▶ _Stored data_:
________

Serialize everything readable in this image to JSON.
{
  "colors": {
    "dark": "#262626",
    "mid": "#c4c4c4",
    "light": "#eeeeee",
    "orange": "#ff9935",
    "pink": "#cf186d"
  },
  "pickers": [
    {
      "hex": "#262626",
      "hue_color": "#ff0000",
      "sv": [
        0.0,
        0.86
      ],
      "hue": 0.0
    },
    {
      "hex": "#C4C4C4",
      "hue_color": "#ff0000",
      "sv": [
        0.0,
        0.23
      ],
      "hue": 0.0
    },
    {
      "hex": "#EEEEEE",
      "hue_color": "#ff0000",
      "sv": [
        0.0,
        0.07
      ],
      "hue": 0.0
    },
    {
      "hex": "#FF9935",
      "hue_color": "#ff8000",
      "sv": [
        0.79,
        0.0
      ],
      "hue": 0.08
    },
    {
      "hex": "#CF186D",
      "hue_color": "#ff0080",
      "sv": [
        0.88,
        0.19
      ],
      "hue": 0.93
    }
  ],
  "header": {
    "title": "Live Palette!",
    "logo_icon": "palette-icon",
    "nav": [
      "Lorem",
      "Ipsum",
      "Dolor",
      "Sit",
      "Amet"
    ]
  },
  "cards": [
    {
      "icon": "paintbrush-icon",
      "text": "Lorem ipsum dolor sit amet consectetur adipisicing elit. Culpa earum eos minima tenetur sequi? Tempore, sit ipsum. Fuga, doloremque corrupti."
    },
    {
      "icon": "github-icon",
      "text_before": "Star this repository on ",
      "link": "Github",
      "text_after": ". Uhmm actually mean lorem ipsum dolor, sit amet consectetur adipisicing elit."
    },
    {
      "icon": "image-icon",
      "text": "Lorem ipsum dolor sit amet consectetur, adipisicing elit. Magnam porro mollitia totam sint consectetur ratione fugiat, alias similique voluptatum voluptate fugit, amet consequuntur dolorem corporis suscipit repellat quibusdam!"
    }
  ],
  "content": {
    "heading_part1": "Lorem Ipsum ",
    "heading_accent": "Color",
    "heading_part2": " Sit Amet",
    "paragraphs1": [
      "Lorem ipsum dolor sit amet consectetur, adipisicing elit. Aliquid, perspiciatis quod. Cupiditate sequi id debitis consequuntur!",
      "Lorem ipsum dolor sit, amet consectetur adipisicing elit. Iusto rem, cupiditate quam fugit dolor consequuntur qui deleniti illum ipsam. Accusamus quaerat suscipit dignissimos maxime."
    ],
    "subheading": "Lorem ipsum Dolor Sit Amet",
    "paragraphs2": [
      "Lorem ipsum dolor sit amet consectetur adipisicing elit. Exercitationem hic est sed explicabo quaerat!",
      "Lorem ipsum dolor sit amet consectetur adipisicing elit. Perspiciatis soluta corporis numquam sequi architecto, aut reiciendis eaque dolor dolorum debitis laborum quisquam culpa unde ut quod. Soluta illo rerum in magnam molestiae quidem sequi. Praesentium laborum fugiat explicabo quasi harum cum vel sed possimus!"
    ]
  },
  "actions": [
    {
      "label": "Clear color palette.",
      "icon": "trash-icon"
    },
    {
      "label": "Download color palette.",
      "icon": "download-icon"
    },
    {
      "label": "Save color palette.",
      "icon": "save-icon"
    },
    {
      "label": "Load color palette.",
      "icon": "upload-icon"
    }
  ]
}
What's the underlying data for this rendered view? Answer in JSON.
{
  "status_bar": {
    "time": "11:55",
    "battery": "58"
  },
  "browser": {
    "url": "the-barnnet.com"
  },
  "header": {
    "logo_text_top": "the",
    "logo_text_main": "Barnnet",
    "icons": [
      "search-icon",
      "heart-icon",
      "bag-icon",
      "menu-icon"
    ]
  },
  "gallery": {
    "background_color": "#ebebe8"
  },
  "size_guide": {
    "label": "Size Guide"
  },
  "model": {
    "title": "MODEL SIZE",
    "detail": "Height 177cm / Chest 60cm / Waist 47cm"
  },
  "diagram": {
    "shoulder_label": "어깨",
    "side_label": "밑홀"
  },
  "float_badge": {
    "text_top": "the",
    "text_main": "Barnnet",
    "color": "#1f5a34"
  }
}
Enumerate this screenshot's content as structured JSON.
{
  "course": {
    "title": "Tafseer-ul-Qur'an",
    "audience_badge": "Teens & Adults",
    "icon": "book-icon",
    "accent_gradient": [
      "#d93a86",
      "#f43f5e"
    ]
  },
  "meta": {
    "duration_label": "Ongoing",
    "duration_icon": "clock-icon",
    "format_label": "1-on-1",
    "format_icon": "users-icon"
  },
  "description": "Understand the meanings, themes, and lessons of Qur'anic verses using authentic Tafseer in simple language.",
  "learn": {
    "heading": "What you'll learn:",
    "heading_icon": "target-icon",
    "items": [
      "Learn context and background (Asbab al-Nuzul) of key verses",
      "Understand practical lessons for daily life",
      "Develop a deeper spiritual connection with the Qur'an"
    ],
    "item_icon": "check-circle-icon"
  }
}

________

Filter the records for lines holding the string "JSON". Copy each one.

▶ _COMPLETED TASK_:
Serialize everything readable in this image to JSON.
What's the underlying data for this rendered view? Answer in JSON.
Enumerate this screenshot's content as structured JSON.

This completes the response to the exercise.